_Aim of the task_:
Copy out, from the entries below, each line holding the string "JSON".

_Given records_:
+ + +

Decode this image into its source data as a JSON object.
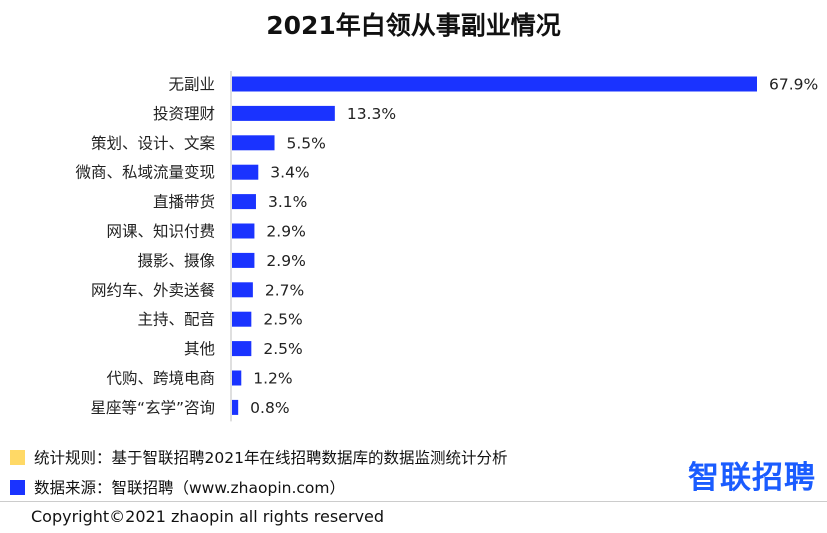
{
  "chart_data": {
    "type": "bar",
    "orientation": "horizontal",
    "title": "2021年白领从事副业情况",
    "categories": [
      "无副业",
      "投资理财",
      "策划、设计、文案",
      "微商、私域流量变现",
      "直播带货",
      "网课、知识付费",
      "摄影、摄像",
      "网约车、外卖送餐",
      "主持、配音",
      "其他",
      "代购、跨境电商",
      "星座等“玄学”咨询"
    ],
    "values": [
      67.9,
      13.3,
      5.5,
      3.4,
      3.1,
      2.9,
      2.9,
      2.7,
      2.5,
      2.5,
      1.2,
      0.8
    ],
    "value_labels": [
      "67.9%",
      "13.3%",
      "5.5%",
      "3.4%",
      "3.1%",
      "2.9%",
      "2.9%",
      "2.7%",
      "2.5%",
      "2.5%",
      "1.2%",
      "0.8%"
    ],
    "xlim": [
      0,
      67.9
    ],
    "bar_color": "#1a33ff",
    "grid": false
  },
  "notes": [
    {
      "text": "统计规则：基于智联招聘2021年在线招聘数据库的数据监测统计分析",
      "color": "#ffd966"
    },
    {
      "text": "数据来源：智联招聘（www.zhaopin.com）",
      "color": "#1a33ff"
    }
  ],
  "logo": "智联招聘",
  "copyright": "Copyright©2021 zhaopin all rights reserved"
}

+ + +

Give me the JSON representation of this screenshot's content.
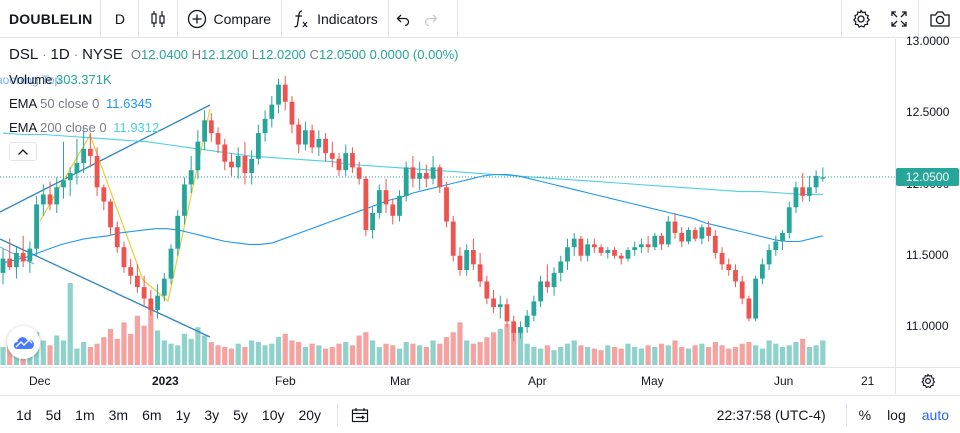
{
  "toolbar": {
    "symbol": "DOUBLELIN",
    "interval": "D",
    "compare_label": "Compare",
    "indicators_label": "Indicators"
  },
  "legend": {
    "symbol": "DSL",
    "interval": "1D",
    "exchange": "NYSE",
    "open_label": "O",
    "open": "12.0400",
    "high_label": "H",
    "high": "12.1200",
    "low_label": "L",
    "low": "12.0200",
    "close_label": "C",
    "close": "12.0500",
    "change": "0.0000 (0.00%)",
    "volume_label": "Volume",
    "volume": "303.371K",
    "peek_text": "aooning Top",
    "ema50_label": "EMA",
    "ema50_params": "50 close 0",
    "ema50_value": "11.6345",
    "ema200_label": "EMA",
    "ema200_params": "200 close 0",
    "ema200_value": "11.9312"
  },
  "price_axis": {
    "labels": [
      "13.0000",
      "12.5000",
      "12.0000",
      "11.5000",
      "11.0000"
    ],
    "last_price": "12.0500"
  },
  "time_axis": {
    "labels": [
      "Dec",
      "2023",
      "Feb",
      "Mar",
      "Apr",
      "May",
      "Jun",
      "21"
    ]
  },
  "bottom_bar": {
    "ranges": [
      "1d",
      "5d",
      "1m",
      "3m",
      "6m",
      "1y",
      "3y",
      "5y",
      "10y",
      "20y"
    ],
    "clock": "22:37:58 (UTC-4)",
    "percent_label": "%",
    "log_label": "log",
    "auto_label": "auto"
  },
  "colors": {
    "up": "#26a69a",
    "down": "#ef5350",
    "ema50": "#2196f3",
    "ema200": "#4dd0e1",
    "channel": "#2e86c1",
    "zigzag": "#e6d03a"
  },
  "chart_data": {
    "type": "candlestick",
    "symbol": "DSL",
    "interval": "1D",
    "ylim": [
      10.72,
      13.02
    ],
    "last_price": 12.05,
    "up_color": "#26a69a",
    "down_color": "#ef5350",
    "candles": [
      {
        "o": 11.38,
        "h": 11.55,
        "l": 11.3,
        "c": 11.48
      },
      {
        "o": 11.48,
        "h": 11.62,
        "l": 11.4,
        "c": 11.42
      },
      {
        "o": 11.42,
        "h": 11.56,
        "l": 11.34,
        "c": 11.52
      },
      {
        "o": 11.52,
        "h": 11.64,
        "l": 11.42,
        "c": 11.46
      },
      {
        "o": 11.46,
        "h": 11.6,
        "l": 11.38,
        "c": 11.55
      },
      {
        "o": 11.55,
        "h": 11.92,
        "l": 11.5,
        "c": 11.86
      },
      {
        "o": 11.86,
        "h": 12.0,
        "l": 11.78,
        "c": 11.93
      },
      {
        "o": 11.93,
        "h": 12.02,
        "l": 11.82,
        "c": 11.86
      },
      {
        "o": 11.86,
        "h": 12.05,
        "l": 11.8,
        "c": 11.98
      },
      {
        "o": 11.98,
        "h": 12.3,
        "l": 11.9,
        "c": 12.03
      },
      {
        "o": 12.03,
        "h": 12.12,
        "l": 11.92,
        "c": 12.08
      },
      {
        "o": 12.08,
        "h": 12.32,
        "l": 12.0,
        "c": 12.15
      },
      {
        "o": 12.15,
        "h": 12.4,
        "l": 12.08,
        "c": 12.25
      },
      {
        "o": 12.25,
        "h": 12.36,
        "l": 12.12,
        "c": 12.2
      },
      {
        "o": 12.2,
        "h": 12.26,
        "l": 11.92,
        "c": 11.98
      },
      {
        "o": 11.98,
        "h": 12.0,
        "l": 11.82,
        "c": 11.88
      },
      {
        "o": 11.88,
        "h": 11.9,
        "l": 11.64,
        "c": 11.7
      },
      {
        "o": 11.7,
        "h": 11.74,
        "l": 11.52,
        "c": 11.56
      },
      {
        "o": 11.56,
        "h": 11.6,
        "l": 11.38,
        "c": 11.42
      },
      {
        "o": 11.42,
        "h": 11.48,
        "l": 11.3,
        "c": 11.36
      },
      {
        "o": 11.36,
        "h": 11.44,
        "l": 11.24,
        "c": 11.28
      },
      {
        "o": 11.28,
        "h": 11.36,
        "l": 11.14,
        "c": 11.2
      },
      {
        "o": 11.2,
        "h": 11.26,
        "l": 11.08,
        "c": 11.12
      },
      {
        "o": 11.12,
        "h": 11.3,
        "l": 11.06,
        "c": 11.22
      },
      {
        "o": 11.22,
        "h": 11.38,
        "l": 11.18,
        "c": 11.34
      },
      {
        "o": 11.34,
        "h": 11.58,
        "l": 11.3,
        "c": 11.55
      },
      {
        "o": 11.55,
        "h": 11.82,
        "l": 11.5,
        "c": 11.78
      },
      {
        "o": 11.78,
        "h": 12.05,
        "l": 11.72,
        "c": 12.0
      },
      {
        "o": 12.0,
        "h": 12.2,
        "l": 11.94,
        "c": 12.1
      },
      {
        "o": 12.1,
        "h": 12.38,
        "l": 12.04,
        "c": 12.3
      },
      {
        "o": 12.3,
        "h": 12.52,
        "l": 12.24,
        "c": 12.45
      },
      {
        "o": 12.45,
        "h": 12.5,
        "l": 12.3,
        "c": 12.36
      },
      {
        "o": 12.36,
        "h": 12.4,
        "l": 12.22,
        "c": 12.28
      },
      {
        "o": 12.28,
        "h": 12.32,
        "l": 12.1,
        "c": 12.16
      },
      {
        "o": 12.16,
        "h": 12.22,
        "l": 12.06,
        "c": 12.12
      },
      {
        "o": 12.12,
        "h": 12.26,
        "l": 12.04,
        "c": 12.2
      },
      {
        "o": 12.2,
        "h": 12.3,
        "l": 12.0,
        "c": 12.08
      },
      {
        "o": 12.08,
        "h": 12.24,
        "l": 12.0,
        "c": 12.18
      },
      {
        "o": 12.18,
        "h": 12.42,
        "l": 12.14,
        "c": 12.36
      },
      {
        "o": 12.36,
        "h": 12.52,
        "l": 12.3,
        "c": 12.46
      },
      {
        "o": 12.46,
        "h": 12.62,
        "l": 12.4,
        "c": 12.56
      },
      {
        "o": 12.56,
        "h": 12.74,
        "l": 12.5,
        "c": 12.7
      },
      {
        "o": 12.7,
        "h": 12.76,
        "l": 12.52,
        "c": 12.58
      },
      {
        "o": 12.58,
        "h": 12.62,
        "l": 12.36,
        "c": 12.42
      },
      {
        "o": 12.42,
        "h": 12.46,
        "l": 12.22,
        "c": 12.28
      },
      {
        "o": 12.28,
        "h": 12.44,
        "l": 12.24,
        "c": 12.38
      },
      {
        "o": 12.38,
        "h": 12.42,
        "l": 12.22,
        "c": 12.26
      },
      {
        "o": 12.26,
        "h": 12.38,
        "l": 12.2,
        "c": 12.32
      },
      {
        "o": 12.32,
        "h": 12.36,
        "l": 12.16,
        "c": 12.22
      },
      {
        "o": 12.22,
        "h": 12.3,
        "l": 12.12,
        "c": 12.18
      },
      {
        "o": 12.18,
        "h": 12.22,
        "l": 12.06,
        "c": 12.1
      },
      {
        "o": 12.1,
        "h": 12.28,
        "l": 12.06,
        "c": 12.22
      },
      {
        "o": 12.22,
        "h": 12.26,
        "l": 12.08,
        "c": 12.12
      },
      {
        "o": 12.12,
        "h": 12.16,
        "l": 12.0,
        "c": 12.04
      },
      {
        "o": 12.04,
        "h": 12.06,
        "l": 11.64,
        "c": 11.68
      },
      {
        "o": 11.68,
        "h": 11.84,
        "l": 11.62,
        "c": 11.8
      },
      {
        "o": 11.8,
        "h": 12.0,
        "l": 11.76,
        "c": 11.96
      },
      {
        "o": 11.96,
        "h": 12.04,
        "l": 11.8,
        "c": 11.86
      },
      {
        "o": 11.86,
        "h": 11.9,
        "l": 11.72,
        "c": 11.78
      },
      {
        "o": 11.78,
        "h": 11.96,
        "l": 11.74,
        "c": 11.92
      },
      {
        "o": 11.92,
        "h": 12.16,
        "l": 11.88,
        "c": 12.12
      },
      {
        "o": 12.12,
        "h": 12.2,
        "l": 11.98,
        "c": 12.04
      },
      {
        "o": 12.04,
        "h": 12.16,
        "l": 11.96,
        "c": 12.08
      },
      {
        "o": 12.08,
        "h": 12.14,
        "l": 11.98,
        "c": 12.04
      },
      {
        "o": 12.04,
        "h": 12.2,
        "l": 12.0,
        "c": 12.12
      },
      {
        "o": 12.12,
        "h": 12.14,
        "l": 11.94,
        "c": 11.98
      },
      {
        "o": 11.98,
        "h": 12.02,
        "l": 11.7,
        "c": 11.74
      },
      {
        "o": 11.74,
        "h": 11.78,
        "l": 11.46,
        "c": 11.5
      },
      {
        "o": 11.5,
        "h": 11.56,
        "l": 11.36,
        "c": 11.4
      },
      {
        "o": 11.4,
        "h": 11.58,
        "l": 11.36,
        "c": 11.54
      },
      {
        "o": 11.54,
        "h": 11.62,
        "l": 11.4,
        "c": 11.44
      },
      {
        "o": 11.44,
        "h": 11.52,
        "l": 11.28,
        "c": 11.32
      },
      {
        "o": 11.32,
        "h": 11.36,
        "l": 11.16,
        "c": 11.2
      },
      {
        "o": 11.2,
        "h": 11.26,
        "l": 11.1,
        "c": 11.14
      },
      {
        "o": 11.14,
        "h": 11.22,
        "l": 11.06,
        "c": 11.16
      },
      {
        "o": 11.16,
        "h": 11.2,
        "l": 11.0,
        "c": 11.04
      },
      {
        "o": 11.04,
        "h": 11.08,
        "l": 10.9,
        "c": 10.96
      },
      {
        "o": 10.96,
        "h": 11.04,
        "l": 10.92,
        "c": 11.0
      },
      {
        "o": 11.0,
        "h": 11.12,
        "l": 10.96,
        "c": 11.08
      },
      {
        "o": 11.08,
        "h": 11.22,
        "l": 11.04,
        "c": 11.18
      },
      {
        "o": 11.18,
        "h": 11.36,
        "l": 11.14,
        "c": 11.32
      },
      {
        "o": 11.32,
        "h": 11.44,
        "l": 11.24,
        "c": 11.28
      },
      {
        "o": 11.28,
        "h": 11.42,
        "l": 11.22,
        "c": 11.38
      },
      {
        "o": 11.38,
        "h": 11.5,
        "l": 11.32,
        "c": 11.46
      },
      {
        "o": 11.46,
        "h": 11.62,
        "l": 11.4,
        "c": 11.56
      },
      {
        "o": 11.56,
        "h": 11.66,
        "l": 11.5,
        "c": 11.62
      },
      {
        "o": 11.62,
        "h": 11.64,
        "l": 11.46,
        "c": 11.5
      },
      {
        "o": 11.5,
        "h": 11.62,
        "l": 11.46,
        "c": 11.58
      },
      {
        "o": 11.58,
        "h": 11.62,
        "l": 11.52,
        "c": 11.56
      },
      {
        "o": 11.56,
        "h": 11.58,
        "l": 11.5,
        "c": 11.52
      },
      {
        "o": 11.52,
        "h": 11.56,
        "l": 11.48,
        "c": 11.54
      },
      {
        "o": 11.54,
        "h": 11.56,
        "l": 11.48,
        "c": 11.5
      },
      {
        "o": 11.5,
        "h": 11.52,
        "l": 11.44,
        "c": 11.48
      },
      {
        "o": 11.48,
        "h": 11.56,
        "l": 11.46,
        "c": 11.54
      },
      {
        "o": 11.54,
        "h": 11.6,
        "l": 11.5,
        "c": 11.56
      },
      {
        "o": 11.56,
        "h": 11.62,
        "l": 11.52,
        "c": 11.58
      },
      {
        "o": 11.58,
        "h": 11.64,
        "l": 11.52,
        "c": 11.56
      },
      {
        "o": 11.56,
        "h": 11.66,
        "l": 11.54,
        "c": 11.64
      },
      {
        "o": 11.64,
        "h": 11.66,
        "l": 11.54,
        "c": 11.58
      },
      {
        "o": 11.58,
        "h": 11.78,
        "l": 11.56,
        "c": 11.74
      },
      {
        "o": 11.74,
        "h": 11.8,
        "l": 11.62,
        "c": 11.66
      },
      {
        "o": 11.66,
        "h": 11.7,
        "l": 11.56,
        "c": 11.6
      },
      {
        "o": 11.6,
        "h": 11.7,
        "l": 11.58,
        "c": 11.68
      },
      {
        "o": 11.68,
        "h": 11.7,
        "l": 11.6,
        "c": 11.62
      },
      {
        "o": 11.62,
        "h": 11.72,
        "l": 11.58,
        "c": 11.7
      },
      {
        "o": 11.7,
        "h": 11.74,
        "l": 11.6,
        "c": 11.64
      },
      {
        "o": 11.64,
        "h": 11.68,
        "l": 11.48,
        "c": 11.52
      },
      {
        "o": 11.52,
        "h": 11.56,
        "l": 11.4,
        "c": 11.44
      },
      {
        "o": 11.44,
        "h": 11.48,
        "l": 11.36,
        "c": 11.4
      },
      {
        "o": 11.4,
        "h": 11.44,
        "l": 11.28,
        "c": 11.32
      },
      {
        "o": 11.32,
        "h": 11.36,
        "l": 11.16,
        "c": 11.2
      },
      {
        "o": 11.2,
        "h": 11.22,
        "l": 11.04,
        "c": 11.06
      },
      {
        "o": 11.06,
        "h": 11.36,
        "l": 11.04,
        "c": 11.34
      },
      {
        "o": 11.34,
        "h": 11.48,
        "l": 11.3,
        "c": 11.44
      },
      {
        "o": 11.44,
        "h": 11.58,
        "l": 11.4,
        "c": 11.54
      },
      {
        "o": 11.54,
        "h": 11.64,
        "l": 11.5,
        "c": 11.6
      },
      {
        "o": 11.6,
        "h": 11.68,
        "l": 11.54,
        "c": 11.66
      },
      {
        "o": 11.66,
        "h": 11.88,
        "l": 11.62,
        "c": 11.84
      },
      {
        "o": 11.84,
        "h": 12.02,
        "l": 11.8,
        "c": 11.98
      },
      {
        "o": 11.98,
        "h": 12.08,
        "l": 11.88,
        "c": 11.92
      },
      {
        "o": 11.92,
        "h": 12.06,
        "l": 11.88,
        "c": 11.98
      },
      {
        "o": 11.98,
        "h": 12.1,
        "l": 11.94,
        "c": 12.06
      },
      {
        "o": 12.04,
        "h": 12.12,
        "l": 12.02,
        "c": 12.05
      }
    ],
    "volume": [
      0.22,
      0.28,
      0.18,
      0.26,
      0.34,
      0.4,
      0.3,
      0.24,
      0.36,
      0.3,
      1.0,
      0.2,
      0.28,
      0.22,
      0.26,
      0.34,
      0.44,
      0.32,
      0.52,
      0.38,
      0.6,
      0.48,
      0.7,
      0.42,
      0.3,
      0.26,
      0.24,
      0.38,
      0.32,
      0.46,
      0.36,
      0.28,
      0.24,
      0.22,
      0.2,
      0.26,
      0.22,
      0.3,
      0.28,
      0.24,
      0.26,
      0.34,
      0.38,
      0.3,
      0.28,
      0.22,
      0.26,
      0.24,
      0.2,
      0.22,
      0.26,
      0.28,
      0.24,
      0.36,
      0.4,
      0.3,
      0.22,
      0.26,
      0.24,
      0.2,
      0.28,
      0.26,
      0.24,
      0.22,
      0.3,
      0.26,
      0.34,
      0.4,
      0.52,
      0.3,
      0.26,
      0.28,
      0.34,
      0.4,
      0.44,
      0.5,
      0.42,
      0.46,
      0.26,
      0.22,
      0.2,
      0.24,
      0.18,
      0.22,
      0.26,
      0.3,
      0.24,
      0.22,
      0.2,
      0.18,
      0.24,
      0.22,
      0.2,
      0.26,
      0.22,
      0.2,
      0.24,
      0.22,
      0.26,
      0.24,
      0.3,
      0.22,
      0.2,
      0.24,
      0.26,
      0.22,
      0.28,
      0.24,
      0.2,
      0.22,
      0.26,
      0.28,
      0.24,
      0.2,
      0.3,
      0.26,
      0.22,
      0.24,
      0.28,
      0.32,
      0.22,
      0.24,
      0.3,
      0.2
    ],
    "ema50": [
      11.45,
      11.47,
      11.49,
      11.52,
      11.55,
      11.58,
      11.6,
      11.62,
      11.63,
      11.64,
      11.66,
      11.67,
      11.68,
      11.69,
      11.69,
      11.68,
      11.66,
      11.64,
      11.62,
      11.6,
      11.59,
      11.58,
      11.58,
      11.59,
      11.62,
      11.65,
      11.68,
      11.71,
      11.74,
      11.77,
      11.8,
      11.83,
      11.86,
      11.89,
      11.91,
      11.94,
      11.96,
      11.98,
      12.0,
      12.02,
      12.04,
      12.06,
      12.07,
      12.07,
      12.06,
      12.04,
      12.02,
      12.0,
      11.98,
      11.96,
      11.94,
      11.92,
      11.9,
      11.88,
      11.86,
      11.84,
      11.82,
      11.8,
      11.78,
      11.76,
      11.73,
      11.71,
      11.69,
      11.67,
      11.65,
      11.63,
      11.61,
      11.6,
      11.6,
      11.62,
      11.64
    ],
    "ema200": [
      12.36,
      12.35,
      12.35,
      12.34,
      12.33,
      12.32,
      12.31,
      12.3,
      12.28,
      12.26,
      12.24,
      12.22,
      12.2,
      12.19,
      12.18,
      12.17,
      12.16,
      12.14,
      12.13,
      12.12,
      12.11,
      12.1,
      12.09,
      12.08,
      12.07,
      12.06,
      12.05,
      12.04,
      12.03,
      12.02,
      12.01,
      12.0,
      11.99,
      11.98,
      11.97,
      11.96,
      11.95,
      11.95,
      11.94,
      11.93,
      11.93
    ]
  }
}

+ + +

_Task output_:
Decode this image into its source data as a JSON object.
Give me the JSON representation of this screenshot's content.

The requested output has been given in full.